Directive — Reproduce each line that includes the word "today".

Records shown —
○ ○ ○

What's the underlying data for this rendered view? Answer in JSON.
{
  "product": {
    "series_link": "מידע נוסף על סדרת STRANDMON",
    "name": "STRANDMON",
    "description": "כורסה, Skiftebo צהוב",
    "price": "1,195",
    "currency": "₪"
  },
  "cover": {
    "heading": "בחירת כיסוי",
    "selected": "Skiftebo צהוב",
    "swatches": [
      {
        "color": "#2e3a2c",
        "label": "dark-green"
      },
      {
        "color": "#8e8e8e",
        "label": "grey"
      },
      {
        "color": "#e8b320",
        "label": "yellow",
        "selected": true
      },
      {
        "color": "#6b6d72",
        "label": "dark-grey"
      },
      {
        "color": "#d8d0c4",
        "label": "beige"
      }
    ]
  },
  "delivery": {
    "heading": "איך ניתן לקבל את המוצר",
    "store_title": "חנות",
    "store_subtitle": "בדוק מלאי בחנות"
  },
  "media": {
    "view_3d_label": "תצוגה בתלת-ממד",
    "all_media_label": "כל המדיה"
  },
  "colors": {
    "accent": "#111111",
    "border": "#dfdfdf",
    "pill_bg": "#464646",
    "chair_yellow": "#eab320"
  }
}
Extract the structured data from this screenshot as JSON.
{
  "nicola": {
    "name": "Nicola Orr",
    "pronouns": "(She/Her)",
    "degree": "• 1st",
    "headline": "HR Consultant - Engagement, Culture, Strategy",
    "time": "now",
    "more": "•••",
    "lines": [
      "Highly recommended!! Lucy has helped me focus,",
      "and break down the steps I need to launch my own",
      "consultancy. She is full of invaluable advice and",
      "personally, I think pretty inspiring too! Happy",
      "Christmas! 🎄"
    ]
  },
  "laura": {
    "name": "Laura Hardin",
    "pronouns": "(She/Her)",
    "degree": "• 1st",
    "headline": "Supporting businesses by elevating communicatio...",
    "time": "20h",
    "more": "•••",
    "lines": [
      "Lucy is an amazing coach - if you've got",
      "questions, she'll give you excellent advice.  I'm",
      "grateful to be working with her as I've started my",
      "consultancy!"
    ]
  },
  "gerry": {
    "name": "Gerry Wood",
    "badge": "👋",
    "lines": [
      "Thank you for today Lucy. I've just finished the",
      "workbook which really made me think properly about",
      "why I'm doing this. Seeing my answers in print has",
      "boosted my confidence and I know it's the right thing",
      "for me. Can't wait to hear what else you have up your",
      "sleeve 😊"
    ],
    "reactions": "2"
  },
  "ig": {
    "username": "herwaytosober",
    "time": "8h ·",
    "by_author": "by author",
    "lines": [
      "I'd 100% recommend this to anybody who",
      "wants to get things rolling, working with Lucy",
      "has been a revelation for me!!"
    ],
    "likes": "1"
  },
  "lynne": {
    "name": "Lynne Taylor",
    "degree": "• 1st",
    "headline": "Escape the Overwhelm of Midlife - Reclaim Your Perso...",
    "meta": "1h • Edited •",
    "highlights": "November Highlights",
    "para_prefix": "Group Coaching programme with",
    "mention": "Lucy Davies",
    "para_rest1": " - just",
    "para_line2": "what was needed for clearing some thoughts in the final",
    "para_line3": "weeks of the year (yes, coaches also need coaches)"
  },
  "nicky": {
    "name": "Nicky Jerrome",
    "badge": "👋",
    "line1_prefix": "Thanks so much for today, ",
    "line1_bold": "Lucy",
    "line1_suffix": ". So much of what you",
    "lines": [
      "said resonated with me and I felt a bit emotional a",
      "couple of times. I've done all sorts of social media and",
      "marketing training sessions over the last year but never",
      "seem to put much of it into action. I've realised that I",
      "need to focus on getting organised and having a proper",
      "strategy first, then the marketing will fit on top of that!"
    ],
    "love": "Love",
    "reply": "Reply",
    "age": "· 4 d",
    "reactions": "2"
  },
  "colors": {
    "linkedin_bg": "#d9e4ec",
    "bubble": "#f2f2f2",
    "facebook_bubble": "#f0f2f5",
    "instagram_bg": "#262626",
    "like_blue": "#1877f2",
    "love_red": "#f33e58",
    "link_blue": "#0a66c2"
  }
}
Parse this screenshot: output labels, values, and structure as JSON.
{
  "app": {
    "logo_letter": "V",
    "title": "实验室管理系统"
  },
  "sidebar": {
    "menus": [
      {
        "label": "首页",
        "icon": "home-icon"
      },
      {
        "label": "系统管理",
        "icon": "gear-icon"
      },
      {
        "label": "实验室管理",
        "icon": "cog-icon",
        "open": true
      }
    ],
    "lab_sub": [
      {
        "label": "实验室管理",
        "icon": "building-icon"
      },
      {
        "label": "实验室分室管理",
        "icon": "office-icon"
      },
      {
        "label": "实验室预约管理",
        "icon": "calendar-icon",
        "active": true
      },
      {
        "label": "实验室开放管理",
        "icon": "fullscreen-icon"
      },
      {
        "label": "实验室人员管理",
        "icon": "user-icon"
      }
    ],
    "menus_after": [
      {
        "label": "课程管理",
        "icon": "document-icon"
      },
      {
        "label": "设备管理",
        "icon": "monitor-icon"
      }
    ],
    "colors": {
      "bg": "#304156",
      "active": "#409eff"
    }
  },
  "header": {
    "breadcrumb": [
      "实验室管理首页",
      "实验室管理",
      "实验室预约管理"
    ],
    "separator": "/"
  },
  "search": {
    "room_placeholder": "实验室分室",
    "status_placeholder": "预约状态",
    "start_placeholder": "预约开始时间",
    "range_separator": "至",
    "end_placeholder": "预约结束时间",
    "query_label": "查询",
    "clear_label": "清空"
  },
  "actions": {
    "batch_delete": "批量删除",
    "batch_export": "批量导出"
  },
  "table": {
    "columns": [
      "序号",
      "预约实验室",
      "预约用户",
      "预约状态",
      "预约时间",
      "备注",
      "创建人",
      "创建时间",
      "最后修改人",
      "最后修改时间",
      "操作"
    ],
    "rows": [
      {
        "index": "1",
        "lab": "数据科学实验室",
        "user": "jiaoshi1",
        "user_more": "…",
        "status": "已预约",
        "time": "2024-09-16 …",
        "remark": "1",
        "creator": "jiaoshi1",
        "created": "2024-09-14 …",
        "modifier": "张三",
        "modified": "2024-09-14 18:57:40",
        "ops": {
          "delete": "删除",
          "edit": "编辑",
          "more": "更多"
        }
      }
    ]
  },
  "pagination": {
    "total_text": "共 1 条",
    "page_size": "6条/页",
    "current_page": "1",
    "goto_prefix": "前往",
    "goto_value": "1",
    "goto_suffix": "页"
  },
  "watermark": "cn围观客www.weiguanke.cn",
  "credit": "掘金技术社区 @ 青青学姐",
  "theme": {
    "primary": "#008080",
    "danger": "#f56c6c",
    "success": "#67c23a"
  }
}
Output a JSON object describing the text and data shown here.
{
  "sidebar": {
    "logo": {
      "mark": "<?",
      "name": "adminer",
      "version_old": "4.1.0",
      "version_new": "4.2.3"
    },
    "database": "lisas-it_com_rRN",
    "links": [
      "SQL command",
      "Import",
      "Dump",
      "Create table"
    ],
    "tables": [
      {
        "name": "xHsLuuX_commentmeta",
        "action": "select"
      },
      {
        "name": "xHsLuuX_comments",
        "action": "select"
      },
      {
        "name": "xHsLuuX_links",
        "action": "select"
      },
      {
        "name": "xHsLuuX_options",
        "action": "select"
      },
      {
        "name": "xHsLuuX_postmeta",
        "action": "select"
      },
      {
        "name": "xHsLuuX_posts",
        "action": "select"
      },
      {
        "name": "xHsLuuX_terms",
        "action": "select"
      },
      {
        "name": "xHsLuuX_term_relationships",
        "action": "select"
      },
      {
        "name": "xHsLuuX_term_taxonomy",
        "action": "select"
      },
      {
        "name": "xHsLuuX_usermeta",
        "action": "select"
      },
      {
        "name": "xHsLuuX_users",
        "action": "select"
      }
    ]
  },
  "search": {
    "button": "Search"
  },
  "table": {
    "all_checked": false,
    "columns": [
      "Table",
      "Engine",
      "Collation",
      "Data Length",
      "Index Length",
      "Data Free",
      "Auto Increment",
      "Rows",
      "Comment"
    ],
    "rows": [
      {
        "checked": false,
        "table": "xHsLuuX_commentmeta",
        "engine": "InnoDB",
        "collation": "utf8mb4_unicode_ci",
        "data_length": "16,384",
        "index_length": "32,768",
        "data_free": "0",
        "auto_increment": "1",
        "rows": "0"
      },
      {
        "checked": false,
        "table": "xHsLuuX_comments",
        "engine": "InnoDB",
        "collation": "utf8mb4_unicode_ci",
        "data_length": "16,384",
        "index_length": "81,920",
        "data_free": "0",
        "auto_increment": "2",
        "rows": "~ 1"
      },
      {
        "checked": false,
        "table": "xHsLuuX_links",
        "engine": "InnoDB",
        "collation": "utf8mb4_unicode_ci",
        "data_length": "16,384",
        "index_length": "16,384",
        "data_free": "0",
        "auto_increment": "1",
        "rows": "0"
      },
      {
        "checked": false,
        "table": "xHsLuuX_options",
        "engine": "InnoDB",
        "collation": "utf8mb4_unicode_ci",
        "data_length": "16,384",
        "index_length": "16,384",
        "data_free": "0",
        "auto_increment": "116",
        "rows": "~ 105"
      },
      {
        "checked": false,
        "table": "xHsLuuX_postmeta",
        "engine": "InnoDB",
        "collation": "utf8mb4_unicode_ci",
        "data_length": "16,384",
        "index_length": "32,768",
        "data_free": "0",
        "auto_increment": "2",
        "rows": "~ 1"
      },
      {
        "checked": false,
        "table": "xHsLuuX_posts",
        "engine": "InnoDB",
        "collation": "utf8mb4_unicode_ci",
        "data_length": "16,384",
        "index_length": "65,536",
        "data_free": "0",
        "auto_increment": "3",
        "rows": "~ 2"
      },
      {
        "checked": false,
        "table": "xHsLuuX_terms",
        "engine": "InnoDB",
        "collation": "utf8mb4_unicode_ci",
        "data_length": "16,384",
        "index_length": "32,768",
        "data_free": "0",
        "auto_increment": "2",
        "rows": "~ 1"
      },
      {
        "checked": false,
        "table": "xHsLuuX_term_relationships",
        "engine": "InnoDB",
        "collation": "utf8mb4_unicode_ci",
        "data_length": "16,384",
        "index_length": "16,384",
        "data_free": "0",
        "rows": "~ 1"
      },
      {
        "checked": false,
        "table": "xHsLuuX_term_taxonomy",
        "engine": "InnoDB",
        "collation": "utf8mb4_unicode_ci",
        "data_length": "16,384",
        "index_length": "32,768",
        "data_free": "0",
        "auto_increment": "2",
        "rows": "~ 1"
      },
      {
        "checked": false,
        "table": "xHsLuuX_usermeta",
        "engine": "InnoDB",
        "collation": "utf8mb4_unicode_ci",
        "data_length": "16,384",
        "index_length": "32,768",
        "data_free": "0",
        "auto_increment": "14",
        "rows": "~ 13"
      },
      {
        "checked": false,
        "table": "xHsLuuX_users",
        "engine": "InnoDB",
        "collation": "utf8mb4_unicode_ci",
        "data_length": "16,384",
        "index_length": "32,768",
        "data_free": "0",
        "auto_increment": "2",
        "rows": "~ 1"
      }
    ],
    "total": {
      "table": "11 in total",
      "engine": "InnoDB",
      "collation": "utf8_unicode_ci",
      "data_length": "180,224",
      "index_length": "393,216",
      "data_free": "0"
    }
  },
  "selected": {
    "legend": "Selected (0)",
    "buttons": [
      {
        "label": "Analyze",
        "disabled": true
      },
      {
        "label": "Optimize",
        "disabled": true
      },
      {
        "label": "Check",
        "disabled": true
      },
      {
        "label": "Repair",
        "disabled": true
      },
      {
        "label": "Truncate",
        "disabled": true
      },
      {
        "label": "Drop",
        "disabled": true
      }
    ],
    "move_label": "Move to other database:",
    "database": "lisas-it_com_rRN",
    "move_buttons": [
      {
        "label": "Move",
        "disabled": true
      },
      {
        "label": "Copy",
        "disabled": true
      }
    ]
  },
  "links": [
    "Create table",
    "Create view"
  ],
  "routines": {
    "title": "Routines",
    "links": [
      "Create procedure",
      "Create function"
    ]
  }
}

○ ○ ○

Correct result —
      "Thank you for today Lucy. I've just finished the",
    "line1_prefix": "Thanks so much for today, ",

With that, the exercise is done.